Saved entries:
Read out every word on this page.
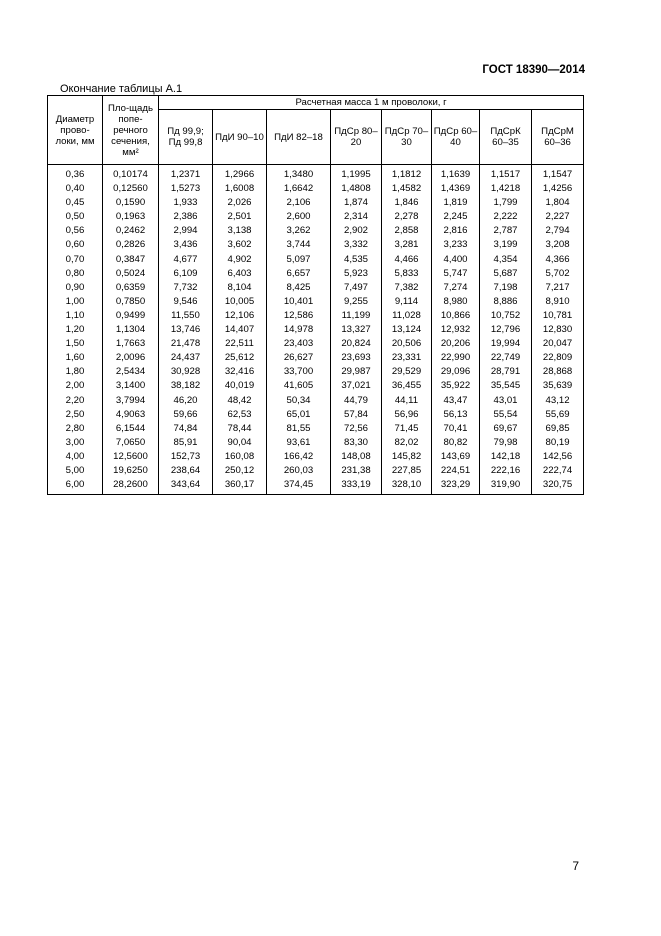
ГОСТ 18390—2014
Окончание таблицы А.1
Диаметр прово-локи, мм	Пло-щадь попе-речного сечения, мм²	Расчетная масса 1 м проволоки, г							
		Пд 99,9; Пд 99,8	ПдИ 90–10	ПдИ 82–18	ПдСр 80–20	ПдСр 70–30	ПдСр 60–40	ПдСрК 60–35	ПдСрМ 60–36
0,36	0,10174	1,2371	1,2966	1,3480	1,1995	1,1812	1,1639	1,1517	1,1547
0,40	0,12560	1,5273	1,6008	1,6642	1,4808	1,4582	1,4369	1,4218	1,4256
0,45	0,1590	1,933	2,026	2,106	1,874	1,846	1,819	1,799	1,804
0,50	0,1963	2,386	2,501	2,600	2,314	2,278	2,245	2,222	2,227
0,56	0,2462	2,994	3,138	3,262	2,902	2,858	2,816	2,787	2,794
0,60	0,2826	3,436	3,602	3,744	3,332	3,281	3,233	3,199	3,208
0,70	0,3847	4,677	4,902	5,097	4,535	4,466	4,400	4,354	4,366
0,80	0,5024	6,109	6,403	6,657	5,923	5,833	5,747	5,687	5,702
0,90	0,6359	7,732	8,104	8,425	7,497	7,382	7,274	7,198	7,217
1,00	0,7850	9,546	10,005	10,401	9,255	9,114	8,980	8,886	8,910
1,10	0,9499	11,550	12,106	12,586	11,199	11,028	10,866	10,752	10,781
1,20	1,1304	13,746	14,407	14,978	13,327	13,124	12,932	12,796	12,830
1,50	1,7663	21,478	22,511	23,403	20,824	20,506	20,206	19,994	20,047
1,60	2,0096	24,437	25,612	26,627	23,693	23,331	22,990	22,749	22,809
1,80	2,5434	30,928	32,416	33,700	29,987	29,529	29,096	28,791	28,868
2,00	3,1400	38,182	40,019	41,605	37,021	36,455	35,922	35,545	35,639
2,20	3,7994	46,20	48,42	50,34	44,79	44,11	43,47	43,01	43,12
2,50	4,9063	59,66	62,53	65,01	57,84	56,96	56,13	55,54	55,69
2,80	6,1544	74,84	78,44	81,55	72,56	71,45	70,41	69,67	69,85
3,00	7,0650	85,91	90,04	93,61	83,30	82,02	80,82	79,98	80,19
4,00	12,5600	152,73	160,08	166,42	148,08	145,82	143,69	142,18	142,56
5,00	19,6250	238,64	250,12	260,03	231,38	227,85	224,51	222,16	222,74
6,00	28,2600	343,64	360,17	374,45	333,19	328,10	323,29	319,90	320,75
7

▸ What is required
Without the pictures, return the entries exactly as they appear.

▸ Answer to the problem
Read out every word on this page.
ГОСТ 18390—2014
Окончание таблицы А.1
Диаметр прово-локи, мм	Пло-щадь попе-речного сечения, мм²	Расчетная масса 1 м проволоки, г							
		Пд 99,9; Пд 99,8	ПдИ 90–10	ПдИ 82–18	ПдСр 80–20	ПдСр 70–30	ПдСр 60–40	ПдСрК 60–35	ПдСрМ 60–36
0,36	0,10174	1,2371	1,2966	1,3480	1,1995	1,1812	1,1639	1,1517	1,1547
0,40	0,12560	1,5273	1,6008	1,6642	1,4808	1,4582	1,4369	1,4218	1,4256
0,45	0,1590	1,933	2,026	2,106	1,874	1,846	1,819	1,799	1,804
0,50	0,1963	2,386	2,501	2,600	2,314	2,278	2,245	2,222	2,227
0,56	0,2462	2,994	3,138	3,262	2,902	2,858	2,816	2,787	2,794
0,60	0,2826	3,436	3,602	3,744	3,332	3,281	3,233	3,199	3,208
0,70	0,3847	4,677	4,902	5,097	4,535	4,466	4,400	4,354	4,366
0,80	0,5024	6,109	6,403	6,657	5,923	5,833	5,747	5,687	5,702
0,90	0,6359	7,732	8,104	8,425	7,497	7,382	7,274	7,198	7,217
1,00	0,7850	9,546	10,005	10,401	9,255	9,114	8,980	8,886	8,910
1,10	0,9499	11,550	12,106	12,586	11,199	11,028	10,866	10,752	10,781
1,20	1,1304	13,746	14,407	14,978	13,327	13,124	12,932	12,796	12,830
1,50	1,7663	21,478	22,511	23,403	20,824	20,506	20,206	19,994	20,047
1,60	2,0096	24,437	25,612	26,627	23,693	23,331	22,990	22,749	22,809
1,80	2,5434	30,928	32,416	33,700	29,987	29,529	29,096	28,791	28,868
2,00	3,1400	38,182	40,019	41,605	37,021	36,455	35,922	35,545	35,639
2,20	3,7994	46,20	48,42	50,34	44,79	44,11	43,47	43,01	43,12
2,50	4,9063	59,66	62,53	65,01	57,84	56,96	56,13	55,54	55,69
2,80	6,1544	74,84	78,44	81,55	72,56	71,45	70,41	69,67	69,85
3,00	7,0650	85,91	90,04	93,61	83,30	82,02	80,82	79,98	80,19
4,00	12,5600	152,73	160,08	166,42	148,08	145,82	143,69	142,18	142,56
5,00	19,6250	238,64	250,12	260,03	231,38	227,85	224,51	222,16	222,74
6,00	28,2600	343,64	360,17	374,45	333,19	328,10	323,29	319,90	320,75
7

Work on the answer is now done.